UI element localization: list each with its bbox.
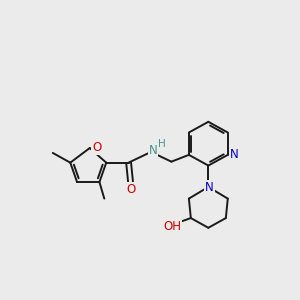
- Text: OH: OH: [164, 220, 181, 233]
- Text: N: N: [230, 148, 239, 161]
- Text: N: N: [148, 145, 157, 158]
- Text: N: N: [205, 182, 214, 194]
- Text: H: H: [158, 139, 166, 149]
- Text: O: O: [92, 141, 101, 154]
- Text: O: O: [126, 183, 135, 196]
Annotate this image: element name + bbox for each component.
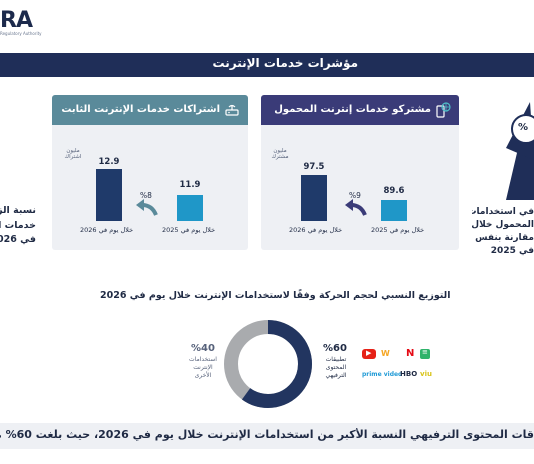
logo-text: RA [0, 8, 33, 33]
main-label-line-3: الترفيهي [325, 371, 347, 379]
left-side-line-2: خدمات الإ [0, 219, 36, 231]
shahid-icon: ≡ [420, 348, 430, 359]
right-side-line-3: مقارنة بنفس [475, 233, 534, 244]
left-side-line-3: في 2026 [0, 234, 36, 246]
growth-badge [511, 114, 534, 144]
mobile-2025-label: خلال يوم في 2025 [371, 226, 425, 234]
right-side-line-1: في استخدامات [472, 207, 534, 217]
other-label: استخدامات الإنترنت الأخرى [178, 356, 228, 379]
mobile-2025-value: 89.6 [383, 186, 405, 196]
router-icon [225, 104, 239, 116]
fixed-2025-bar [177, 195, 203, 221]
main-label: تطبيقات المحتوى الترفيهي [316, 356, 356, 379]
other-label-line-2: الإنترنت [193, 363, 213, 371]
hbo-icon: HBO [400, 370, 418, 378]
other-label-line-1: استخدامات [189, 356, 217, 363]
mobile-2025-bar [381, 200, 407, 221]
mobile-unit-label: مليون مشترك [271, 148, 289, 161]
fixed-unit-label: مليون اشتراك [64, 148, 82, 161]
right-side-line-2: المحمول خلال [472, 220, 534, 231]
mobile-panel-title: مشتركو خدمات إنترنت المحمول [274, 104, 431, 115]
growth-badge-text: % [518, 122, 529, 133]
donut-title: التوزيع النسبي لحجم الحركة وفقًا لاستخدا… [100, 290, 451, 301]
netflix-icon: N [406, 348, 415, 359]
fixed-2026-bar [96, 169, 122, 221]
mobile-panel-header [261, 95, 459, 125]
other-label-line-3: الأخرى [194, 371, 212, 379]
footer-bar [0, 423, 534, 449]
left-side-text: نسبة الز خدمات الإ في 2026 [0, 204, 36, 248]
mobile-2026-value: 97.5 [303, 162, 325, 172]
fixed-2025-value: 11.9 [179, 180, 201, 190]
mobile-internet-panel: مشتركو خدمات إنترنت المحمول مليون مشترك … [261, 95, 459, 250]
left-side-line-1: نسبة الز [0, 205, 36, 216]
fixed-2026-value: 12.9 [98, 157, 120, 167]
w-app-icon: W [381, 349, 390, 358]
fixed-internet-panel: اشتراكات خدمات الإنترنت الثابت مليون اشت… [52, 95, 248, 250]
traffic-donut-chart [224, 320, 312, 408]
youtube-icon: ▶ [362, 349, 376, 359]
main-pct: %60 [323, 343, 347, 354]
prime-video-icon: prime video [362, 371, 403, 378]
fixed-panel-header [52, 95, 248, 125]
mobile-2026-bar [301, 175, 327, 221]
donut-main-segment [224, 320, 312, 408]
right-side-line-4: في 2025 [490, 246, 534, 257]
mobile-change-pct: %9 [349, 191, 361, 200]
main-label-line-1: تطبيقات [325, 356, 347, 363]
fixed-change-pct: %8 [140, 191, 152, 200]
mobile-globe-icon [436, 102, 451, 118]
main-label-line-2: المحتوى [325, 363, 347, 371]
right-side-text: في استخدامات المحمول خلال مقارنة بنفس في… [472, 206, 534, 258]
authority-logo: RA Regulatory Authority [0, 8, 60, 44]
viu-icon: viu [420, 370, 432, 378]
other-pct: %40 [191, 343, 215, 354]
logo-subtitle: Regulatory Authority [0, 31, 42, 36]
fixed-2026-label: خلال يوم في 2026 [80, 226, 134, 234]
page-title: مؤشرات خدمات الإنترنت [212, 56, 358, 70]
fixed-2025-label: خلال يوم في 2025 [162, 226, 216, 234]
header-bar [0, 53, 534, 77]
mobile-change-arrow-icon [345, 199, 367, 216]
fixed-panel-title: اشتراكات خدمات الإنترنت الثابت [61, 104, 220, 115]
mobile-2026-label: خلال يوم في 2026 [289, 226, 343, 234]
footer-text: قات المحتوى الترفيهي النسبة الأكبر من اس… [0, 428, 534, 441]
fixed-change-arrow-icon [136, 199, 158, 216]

────────────────────

Work instructions: Can you render the lines from the one containing "- Text: OH: OH: [164, 220, 181, 233]" through the one containing "Annotate this image: element", both included, as a numbered list with any blank lines left out?

Worked answer:
1. - Text: OH: OH: [164, 220, 181, 233]
2. - Text: N: N: [230, 148, 239, 161]
3. - Text: N: N: [148, 145, 157, 158]
4. - Text: N: N: [205, 182, 214, 194]
5. - Text: H: H: [158, 139, 166, 149]
6. - Text: O: O: [92, 141, 101, 154]
7. - Text: O: O: [126, 183, 135, 196]
8. Annotate this image: element name + bbox for each component.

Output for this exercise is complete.